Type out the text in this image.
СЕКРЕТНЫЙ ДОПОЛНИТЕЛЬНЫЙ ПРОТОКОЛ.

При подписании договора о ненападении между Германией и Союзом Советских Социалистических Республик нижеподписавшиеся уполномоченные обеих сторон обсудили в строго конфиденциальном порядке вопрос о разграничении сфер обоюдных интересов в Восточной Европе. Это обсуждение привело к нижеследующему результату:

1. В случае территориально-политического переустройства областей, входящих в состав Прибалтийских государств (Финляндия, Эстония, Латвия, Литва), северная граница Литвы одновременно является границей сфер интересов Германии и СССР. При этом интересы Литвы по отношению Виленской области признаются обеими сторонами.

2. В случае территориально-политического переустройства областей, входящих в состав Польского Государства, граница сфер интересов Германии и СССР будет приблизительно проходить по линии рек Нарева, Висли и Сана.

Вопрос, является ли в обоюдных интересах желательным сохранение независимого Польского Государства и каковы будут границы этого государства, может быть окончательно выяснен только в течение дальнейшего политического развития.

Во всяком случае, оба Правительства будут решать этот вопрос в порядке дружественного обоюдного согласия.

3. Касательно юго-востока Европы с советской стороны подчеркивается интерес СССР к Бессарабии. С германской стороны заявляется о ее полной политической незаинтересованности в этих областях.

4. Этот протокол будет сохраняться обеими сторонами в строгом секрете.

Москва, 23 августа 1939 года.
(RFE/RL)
┄┄┄┄┄┄┄┄┄┄┄┄┄┄┄┄┄┄┄┄
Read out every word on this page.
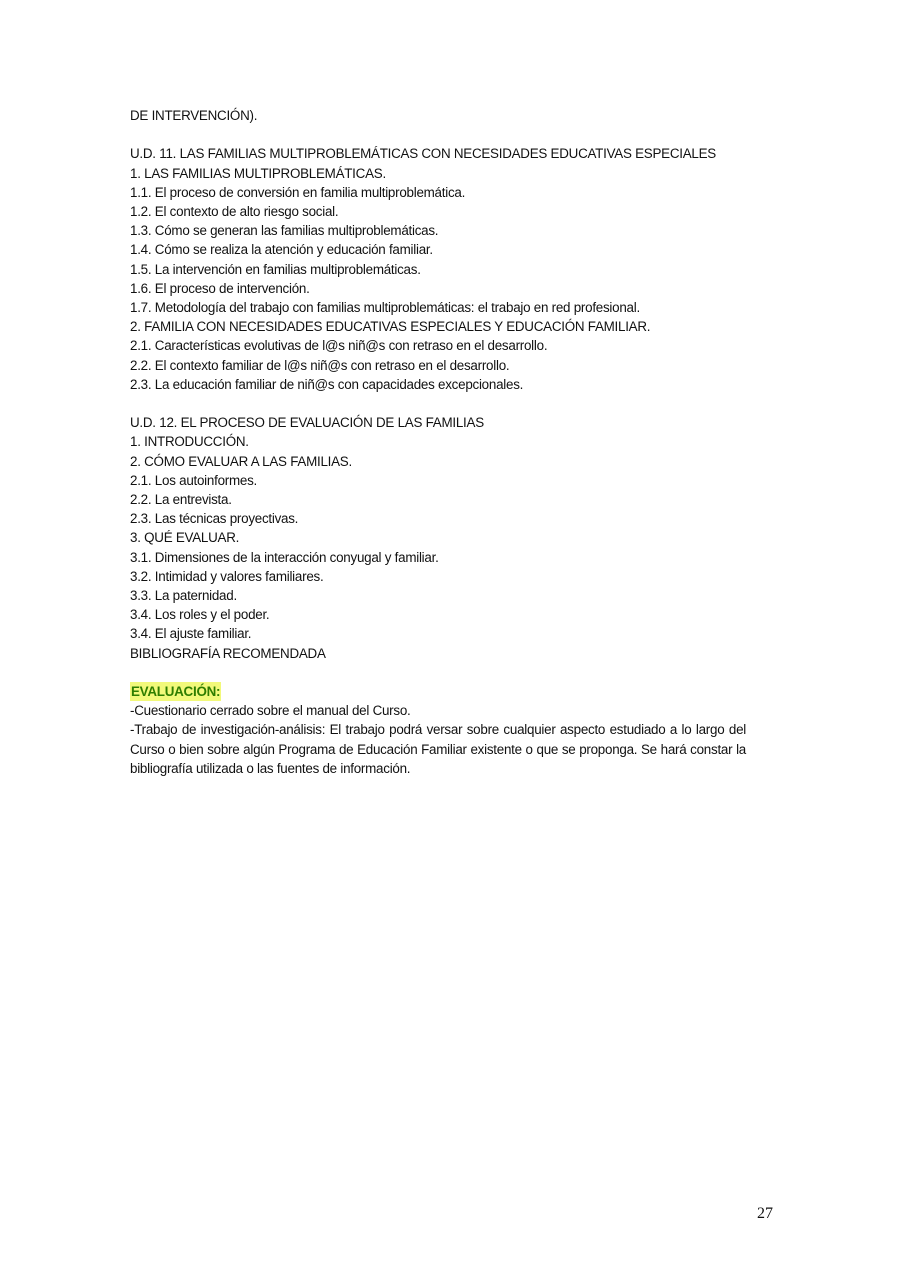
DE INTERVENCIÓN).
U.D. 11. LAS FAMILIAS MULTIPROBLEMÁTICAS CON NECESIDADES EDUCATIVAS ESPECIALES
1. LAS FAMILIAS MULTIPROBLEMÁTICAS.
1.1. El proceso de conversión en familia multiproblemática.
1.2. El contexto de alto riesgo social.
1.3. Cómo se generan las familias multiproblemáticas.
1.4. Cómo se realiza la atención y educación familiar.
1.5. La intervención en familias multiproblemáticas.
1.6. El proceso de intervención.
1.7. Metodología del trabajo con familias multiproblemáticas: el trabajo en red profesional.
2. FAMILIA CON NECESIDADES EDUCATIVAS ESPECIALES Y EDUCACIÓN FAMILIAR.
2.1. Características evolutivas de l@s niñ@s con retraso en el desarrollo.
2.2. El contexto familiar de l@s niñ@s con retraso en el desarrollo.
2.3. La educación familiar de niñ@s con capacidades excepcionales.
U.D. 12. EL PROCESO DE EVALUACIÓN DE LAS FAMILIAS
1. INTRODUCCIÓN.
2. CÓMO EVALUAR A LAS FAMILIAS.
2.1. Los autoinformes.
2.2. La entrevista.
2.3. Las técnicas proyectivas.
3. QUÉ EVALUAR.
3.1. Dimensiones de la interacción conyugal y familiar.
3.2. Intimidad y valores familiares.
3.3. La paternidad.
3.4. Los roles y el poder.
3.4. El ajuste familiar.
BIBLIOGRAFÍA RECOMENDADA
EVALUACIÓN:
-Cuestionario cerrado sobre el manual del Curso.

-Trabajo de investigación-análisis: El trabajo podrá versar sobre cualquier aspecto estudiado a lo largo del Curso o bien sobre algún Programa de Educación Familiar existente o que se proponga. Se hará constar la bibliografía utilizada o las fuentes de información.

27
┄┄┄┄┄┄┄┄┄┄┄┄┄┄┄┄┄┄┄┄
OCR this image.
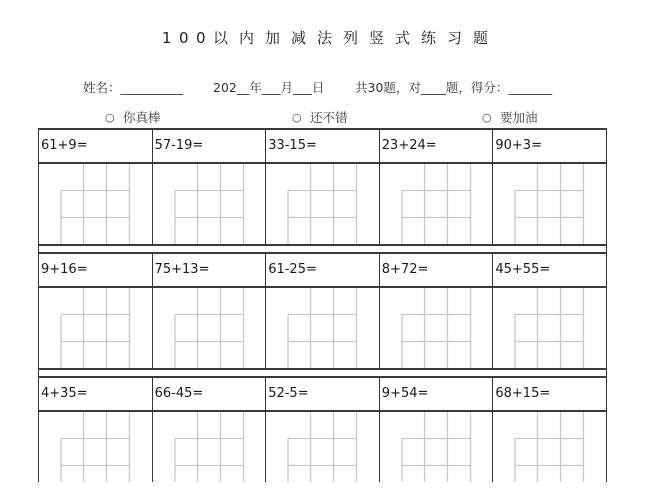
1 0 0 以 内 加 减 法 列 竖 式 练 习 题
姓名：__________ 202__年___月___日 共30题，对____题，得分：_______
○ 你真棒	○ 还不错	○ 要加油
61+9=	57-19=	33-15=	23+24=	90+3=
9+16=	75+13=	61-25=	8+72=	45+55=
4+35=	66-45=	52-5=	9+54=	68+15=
┄┄┄┄┄┄┄┄┄┄┄┄┄┄┄┄┄┄┄┄
> [Written instruction] Give only the number of lines in the entries above that contain the string "EVALUAR".

> [The completed task] 2